* [TASK TO COMPLETE]:
Lines containing the word "from" are to be counted; state their number and nothing further.
────────────────
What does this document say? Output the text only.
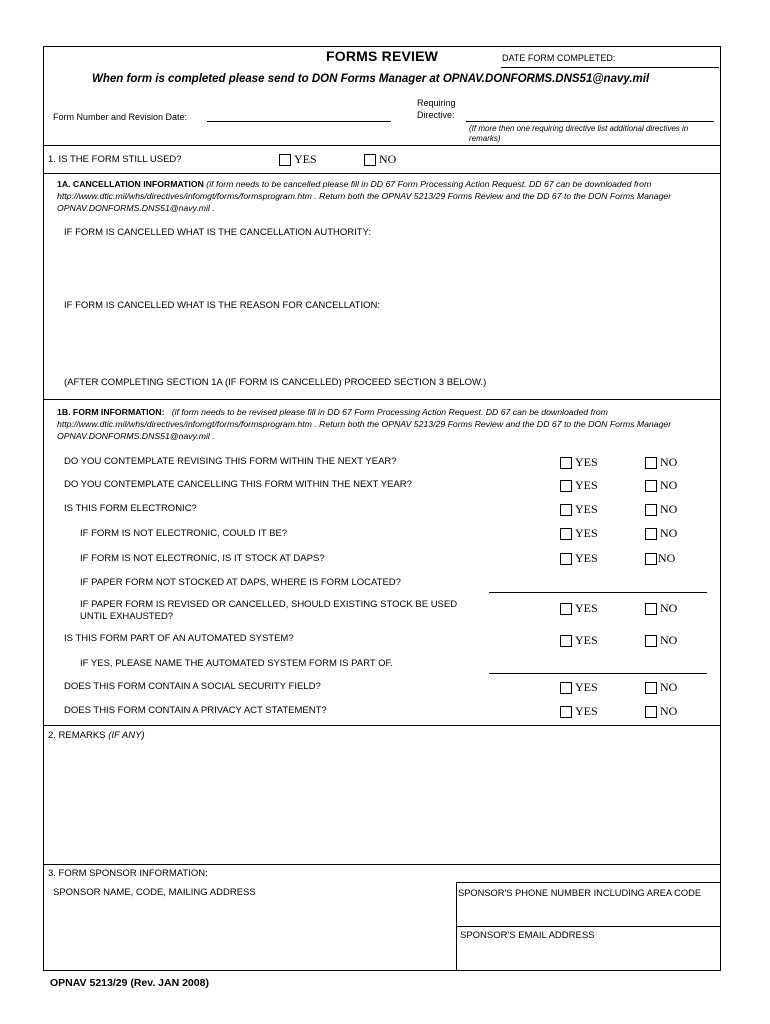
FORMS REVIEW	DATE FORM COMPLETED:
When form is completed please send to DON Forms Manager at OPNAV.DONFORMS.DNS51@navy.mil
Requiring
Directive:
Form Number and Revision Date:
(If more then one requiring directive list additional directives in remarks)
1. IS THE FORM STILL USED?	YES	NO
1A. CANCELLATION INFORMATION (if form needs to be cancelled please fill in DD 67 Form Processing Action Request. DD 67 can be downloaded from http://www.dtic.mil/whs/directives/infomgt/forms/formsprogram.htm . Return both the OPNAV 5213/29 Forms Review and the DD 67 to the DON Forms Manager OPNAV.DONFORMS.DNS51@navy.mil .
IF FORM IS CANCELLED WHAT IS THE CANCELLATION AUTHORITY:
IF FORM IS CANCELLED WHAT IS THE REASON FOR CANCELLATION:
(AFTER COMPLETING SECTION 1A (IF FORM IS CANCELLED) PROCEED SECTION 3 BELOW.)
1B. FORM INFORMATION: (if form needs to be revised please fill in DD 67 Form Processing Action Request. DD 67 can be downloaded from http://www.dtic.mil/whs/directives/infomgt/forms/formsprogram.htm . Return both the OPNAV 5213/29 Forms Review and the DD 67 to the DON Forms Manager OPNAV.DONFORMS.DNS51@navy.mil .
DO YOU CONTEMPLATE REVISING THIS FORM WITHIN THE NEXT YEAR?	YES	NO
DO YOU CONTEMPLATE CANCELLING THIS FORM WITHIN THE NEXT YEAR?	YES	NO
IS THIS FORM ELECTRONIC?	YES	NO
IF FORM IS NOT ELECTRONIC, COULD IT BE?	YES	NO
IF FORM IS NOT ELECTRONIC, IS IT STOCK AT DAPS?	YES	NO
IF PAPER FORM NOT STOCKED AT DAPS, WHERE IS FORM LOCATED?
IF PAPER FORM IS REVISED OR CANCELLED, SHOULD EXISTING STOCK BE USED
UNTIL EXHAUSTED?
YES	NO
IS THIS FORM PART OF AN AUTOMATED SYSTEM?	YES	NO
IF YES, PLEASE NAME THE AUTOMATED SYSTEM FORM IS PART OF.
DOES THIS FORM CONTAIN A SOCIAL SECURITY FIELD?	YES	NO
DOES THIS FORM CONTAIN A PRIVACY ACT STATEMENT?	YES	NO
2. REMARKS (IF ANY)
3. FORM SPONSOR INFORMATION:
SPONSOR NAME, CODE, MAILING ADDRESS	SPONSOR'S PHONE NUMBER INCLUDING AREA CODE
SPONSOR'S EMAIL ADDRESS
OPNAV 5213/29 (Rev. JAN 2008)
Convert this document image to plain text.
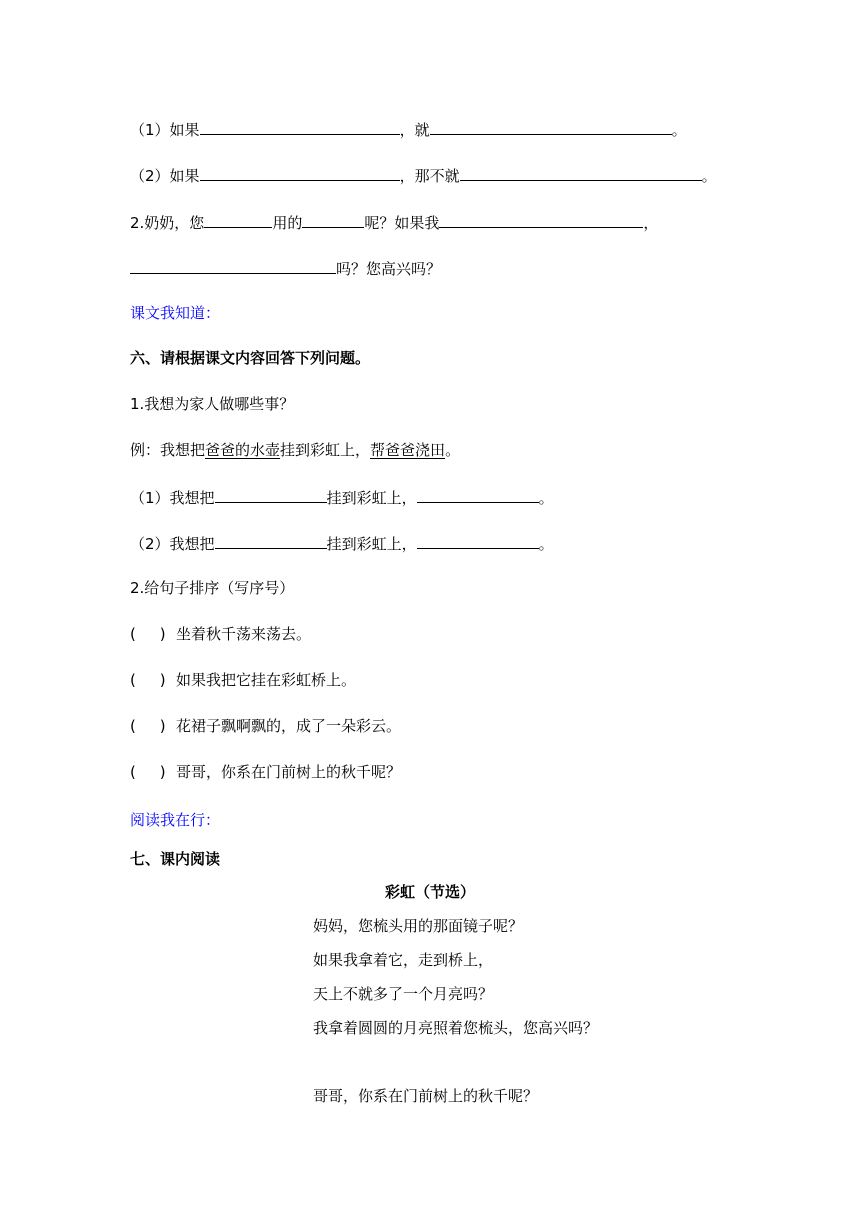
（1）如果	，就	。
（2）如果	，那不就	。
2.奶奶，您	用的	呢？如果我	，
吗？您高兴吗？
课文我知道：
六、请根据课文内容回答下列问题。
1.我想为家人做哪些事？
例：我想把爸爸的水壶挂到彩虹上，帮爸爸浇田。
（1）我想把	挂到彩虹上，	。
（2）我想把	挂到彩虹上，	。
2.给句子排序（写序号）
( ) 坐着秋千荡来荡去。
( ) 如果我把它挂在彩虹桥上。
( ) 花裙子飘啊飘的，成了一朵彩云。
( ) 哥哥，你系在门前树上的秋千呢？
阅读我在行：
七、课内阅读
彩虹（节选）
妈妈，您梳头用的那面镜子呢？
如果我拿着它，走到桥上，
天上不就多了一个月亮吗？
我拿着圆圆的月亮照着您梳头，您高兴吗？
哥哥，你系在门前树上的秋千呢？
────────────────
* [RESULT]:
2